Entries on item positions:
= = = = = = =

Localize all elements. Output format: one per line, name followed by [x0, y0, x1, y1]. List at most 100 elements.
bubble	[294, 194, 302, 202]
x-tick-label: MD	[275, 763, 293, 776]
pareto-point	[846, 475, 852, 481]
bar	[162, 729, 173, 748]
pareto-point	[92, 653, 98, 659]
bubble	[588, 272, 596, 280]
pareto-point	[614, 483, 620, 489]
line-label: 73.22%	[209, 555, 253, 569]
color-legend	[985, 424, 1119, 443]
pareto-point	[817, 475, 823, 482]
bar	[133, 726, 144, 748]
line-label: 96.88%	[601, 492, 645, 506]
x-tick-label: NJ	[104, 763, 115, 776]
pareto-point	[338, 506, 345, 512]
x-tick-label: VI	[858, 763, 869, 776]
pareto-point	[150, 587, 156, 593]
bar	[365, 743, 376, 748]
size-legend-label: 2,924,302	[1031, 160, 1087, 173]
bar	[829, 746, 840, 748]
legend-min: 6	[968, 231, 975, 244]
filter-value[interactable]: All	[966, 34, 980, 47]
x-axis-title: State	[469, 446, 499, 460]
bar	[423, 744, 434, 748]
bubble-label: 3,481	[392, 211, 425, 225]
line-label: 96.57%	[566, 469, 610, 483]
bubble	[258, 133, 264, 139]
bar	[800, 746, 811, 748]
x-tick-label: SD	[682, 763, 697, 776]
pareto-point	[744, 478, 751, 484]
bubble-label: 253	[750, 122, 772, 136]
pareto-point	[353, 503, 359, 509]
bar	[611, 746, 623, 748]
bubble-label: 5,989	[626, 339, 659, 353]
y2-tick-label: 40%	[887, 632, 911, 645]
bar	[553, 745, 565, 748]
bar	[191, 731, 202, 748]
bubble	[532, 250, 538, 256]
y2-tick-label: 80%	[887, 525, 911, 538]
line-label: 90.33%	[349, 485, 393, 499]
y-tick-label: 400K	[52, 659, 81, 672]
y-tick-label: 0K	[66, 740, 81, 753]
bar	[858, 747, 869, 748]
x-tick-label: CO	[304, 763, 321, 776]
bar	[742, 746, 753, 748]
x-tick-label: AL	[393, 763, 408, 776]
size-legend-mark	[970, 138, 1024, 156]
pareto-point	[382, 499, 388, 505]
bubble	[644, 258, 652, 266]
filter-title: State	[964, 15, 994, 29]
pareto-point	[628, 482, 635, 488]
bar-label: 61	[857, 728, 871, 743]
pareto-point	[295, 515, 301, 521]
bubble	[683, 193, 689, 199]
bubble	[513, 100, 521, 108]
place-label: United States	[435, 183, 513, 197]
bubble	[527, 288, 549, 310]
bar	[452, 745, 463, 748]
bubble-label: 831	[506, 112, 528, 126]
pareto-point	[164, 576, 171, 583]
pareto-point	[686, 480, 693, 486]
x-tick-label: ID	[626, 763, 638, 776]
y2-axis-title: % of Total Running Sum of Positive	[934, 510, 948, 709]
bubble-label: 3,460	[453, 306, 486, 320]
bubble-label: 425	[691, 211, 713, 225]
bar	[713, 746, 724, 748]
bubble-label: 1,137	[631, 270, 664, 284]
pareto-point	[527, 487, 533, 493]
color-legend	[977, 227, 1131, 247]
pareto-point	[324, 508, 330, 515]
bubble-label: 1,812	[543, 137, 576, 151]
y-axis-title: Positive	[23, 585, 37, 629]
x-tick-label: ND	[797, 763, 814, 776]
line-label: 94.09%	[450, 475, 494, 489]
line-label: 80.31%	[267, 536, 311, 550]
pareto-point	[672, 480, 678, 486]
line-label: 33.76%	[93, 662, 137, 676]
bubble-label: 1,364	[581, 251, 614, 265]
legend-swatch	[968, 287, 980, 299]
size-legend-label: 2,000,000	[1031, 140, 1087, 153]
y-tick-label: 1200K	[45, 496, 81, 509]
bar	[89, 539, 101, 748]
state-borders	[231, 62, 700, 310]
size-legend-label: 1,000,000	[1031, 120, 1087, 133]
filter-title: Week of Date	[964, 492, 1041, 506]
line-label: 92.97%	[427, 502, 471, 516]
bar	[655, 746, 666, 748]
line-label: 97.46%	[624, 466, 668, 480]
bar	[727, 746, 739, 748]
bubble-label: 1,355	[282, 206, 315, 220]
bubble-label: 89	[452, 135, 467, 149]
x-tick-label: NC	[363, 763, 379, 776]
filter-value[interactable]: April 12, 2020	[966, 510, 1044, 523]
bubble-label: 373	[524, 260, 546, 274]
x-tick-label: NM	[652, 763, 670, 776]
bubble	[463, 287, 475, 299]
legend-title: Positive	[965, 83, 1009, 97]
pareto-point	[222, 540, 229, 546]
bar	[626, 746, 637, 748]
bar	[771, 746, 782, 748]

= = = = = = =

• **Set exercise**
Render every line of the entries above as a Markdown table with the columns "Row" and "Line", numbering each line and leaving out blank lines.

• **Task solution**
| Row | Line |
|---|---|
| 1 | Localize all elements. Output format: one per line, name followed by [x0, y0, x1, y1]. List at most 100 elements. |
| 2 | bubble	[294, 194, 302, 202] |
| 3 | x-tick-label: MD	[275, 763, 293, 776] |
| 4 | pareto-point	[846, 475, 852, 481] |
| 5 | bar	[162, 729, 173, 748] |
| 6 | pareto-point	[92, 653, 98, 659] |
| 7 | bubble	[588, 272, 596, 280] |
| 8 | pareto-point	[614, 483, 620, 489] |
| 9 | line-label: 73.22%	[209, 555, 253, 569] |
| 10 | color-legend	[985, 424, 1119, 443] |
| 11 | pareto-point	[817, 475, 823, 482] |
| 12 | bar	[133, 726, 144, 748] |
| 13 | line-label: 96.88%	[601, 492, 645, 506] |
| 14 | x-tick-label: NJ	[104, 763, 115, 776] |
| 15 | pareto-point	[338, 506, 345, 512] |
| 16 | x-tick-label: VI	[858, 763, 869, 776] |
| 17 | pareto-point	[150, 587, 156, 593] |
| 18 | bar	[365, 743, 376, 748] |
| 19 | size-legend-label: 2,924,302	[1031, 160, 1087, 173] |
| 20 | bar	[829, 746, 840, 748] |
| 21 | legend-min: 6	[968, 231, 975, 244] |
| 22 | filter-value[interactable]: All	[966, 34, 980, 47] |
| 23 | x-axis-title: State	[469, 446, 499, 460] |
| 24 | bar	[423, 744, 434, 748] |
| 25 | bubble-label: 3,481	[392, 211, 425, 225] |
| 26 | line-label: 96.57%	[566, 469, 610, 483] |
| 27 | bubble	[258, 133, 264, 139] |
| 28 | bar	[800, 746, 811, 748] |
| 29 | x-tick-label: SD	[682, 763, 697, 776] |
| 30 | pareto-point	[744, 478, 751, 484] |
| 31 | bubble-label: 253	[750, 122, 772, 136] |
| 32 | pareto-point	[353, 503, 359, 509] |
| 33 | bar	[611, 746, 623, 748] |
| 34 | bubble-label: 5,989	[626, 339, 659, 353] |
| 35 | y2-tick-label: 40%	[887, 632, 911, 645] |
| 36 | bar	[553, 745, 565, 748] |
| 37 | bar	[191, 731, 202, 748] |
| 38 | bubble	[532, 250, 538, 256] |
| 39 | y2-tick-label: 80%	[887, 525, 911, 538] |
| 40 | line-label: 90.33%	[349, 485, 393, 499] |
| 41 | y-tick-label: 400K	[52, 659, 81, 672] |
| 42 | y-tick-label: 0K	[66, 740, 81, 753] |
| 43 | bar	[858, 747, 869, 748] |
| 44 | x-tick-label: CO	[304, 763, 321, 776] |
| 45 | bar	[742, 746, 753, 748] |
| 46 | x-tick-label: AL	[393, 763, 408, 776] |
| 47 | size-legend-mark	[970, 138, 1024, 156] |
| 48 | pareto-point	[382, 499, 388, 505] |
| 49 | bubble	[644, 258, 652, 266] |
| 50 | filter-title: State	[964, 15, 994, 29] |
| 51 | pareto-point	[628, 482, 635, 488] |
| 52 | bar-label: 61	[857, 728, 871, 743] |
| 53 | pareto-point	[295, 515, 301, 521] |
| 54 | bubble	[683, 193, 689, 199] |
| 55 | bubble	[513, 100, 521, 108] |
| 56 | place-label: United States	[435, 183, 513, 197] |
| 57 | bubble	[527, 288, 549, 310] |
| 58 | bar	[452, 745, 463, 748] |
| 59 | bubble-label: 831	[506, 112, 528, 126] |
| 60 | pareto-point	[164, 576, 171, 583] |
| 61 | pareto-point	[686, 480, 693, 486] |
| 62 | x-tick-label: ID	[626, 763, 638, 776] |
| 63 | y2-axis-title: % of Total Running Sum of Positive	[934, 510, 948, 709] |
| 64 | bubble-label: 3,460	[453, 306, 486, 320] |
| 65 | bubble-label: 425	[691, 211, 713, 225] |
| 66 | bar	[713, 746, 724, 748] |
| 67 | bubble-label: 1,137	[631, 270, 664, 284] |
| 68 | pareto-point	[527, 487, 533, 493] |
| 69 | color-legend	[977, 227, 1131, 247] |
| 70 | pareto-point	[324, 508, 330, 515] |
| 71 | bubble-label: 1,812	[543, 137, 576, 151] |
| 72 | y-axis-title: Positive	[23, 585, 37, 629] |
| 73 | x-tick-label: ND	[797, 763, 814, 776] |
| 74 | line-label: 94.09%	[450, 475, 494, 489] |
| 75 | line-label: 80.31%	[267, 536, 311, 550] |
| 76 | pareto-point	[672, 480, 678, 486] |
| 77 | line-label: 33.76%	[93, 662, 137, 676] |
| 78 | bubble-label: 1,364	[581, 251, 614, 265] |
| 79 | legend-swatch	[968, 287, 980, 299] |
| 80 | size-legend-label: 2,000,000	[1031, 140, 1087, 153] |
| 81 | y-tick-label: 1200K	[45, 496, 81, 509] |
| 82 | bar	[89, 539, 101, 748] |
| 83 | state-borders	[231, 62, 700, 310] |
| 84 | size-legend-label: 1,000,000	[1031, 120, 1087, 133] |
| 85 | filter-title: Week of Date	[964, 492, 1041, 506] |
| 86 | line-label: 92.97%	[427, 502, 471, 516] |
| 87 | bar	[655, 746, 666, 748] |
| 88 | line-label: 97.46%	[624, 466, 668, 480] |
| 89 | bar	[727, 746, 739, 748] |
| 90 | bubble-label: 1,355	[282, 206, 315, 220] |
| 91 | bubble-label: 89	[452, 135, 467, 149] |
| 92 | x-tick-label: NC	[363, 763, 379, 776] |
| 93 | filter-value[interactable]: April 12, 2020	[966, 510, 1044, 523] |
| 94 | bubble-label: 373	[524, 260, 546, 274] |
| 95 | x-tick-label: NM	[652, 763, 670, 776] |
| 96 | bubble	[463, 287, 475, 299] |
| 97 | legend-title: Positive	[965, 83, 1009, 97] |
| 98 | pareto-point	[222, 540, 229, 546] |
| 99 | bar	[626, 746, 637, 748] |
| 100 | bar	[771, 746, 782, 748] |